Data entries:
-------------------------

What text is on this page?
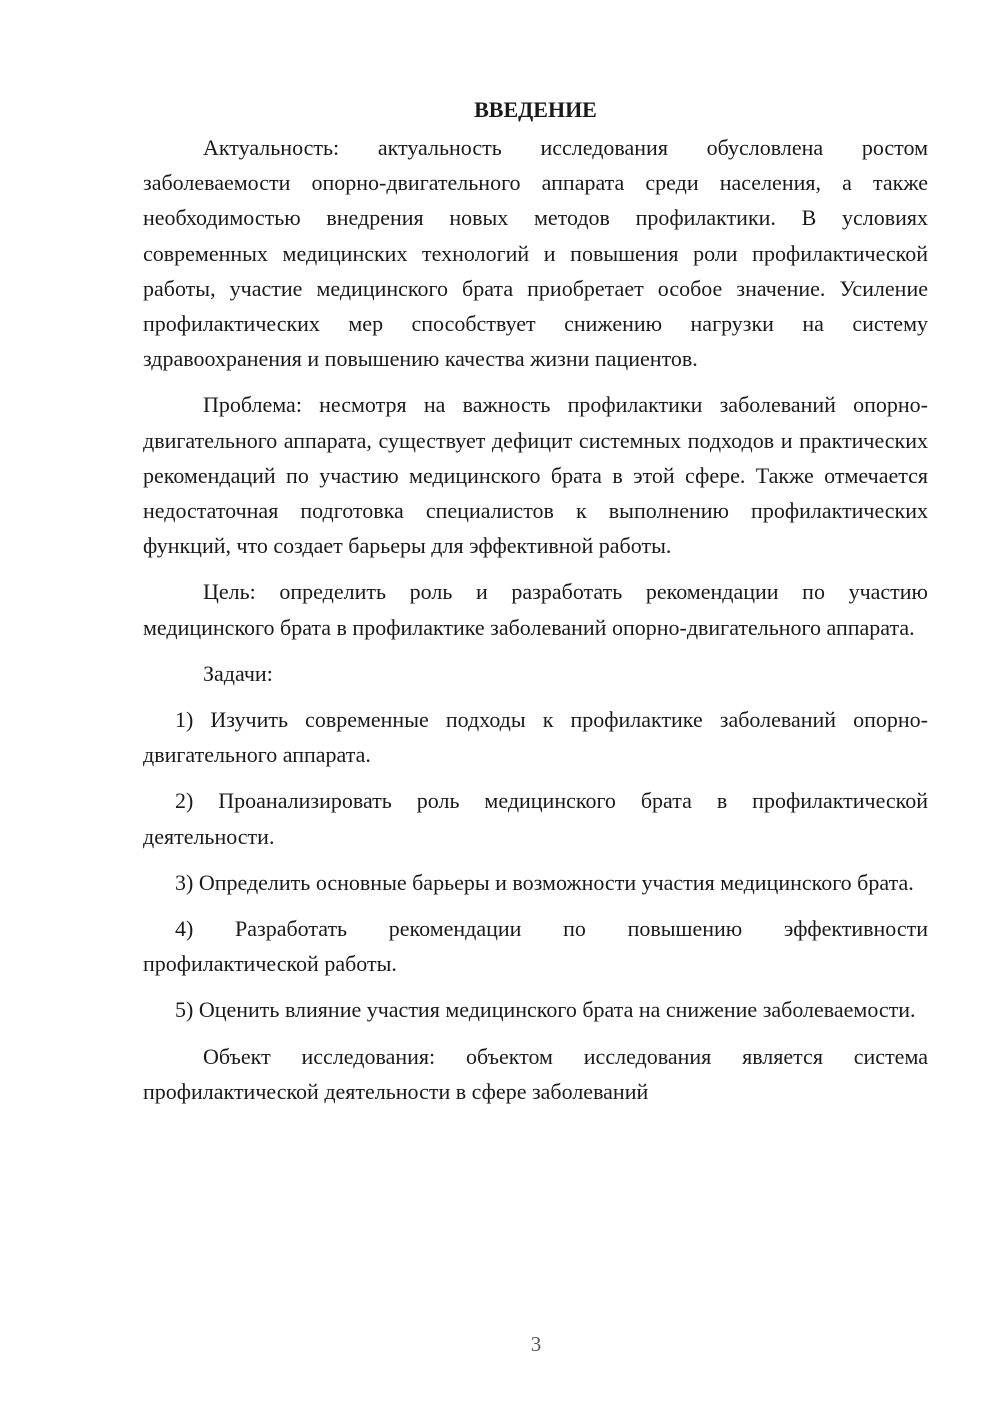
ВВЕДЕНИЕ

Актуальность: актуальность исследования обусловлена ростом заболеваемости опорно-двигательного аппарата среди населения, а также необходимостью внедрения новых методов профилактики. В условиях современных медицинских технологий и повышения роли профилактической работы, участие медицинского брата приобретает особое значение. Усиление профилактических мер способствует снижению нагрузки на систему здравоохранения и повышению качества жизни пациентов.

Проблема: несмотря на важность профилактики заболеваний опорно-двигательного аппарата, существует дефицит системных подходов и практических рекомендаций по участию медицинского брата в этой сфере. Также отмечается недостаточная подготовка специалистов к выполнению профилактических функций, что создает барьеры для эффективной работы.

Цель: определить роль и разработать рекомендации по участию медицинского брата в профилактике заболеваний опорно-двигательного аппарата.

Задачи:

1) Изучить современные подходы к профилактике заболеваний опорно-двигательного аппарата.

2) Проанализировать роль медицинского брата в профилактической деятельности.

3) Определить основные барьеры и возможности участия медицинского брата.

4) Разработать рекомендации по повышению эффективности профилактической работы.

5) Оценить влияние участия медицинского брата на снижение заболеваемости.

Объект исследования: объектом исследования является система профилактической деятельности в сфере заболеваний

3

-------------------------

YOUR TASK:
Transcribe every record above exactly, leaving out the pictures.

SOLUTION FOR THIS TASK:
What text is on this page?
ВВЕДЕНИЕ

Актуальность: актуальность исследования обусловлена ростом заболеваемости опорно-двигательного аппарата среди населения, а также необходимостью внедрения новых методов профилактики. В условиях современных медицинских технологий и повышения роли профилактической работы, участие медицинского брата приобретает особое значение. Усиление профилактических мер способствует снижению нагрузки на систему здравоохранения и повышению качества жизни пациентов.

Проблема: несмотря на важность профилактики заболеваний опорно-двигательного аппарата, существует дефицит системных подходов и практических рекомендаций по участию медицинского брата в этой сфере. Также отмечается недостаточная подготовка специалистов к выполнению профилактических функций, что создает барьеры для эффективной работы.

Цель: определить роль и разработать рекомендации по участию медицинского брата в профилактике заболеваний опорно-двигательного аппарата.

Задачи:

1) Изучить современные подходы к профилактике заболеваний опорно-двигательного аппарата.

2) Проанализировать роль медицинского брата в профилактической деятельности.

3) Определить основные барьеры и возможности участия медицинского брата.

4) Разработать рекомендации по повышению эффективности профилактической работы.

5) Оценить влияние участия медицинского брата на снижение заболеваемости.

Объект исследования: объектом исследования является система профилактической деятельности в сфере заболеваний

3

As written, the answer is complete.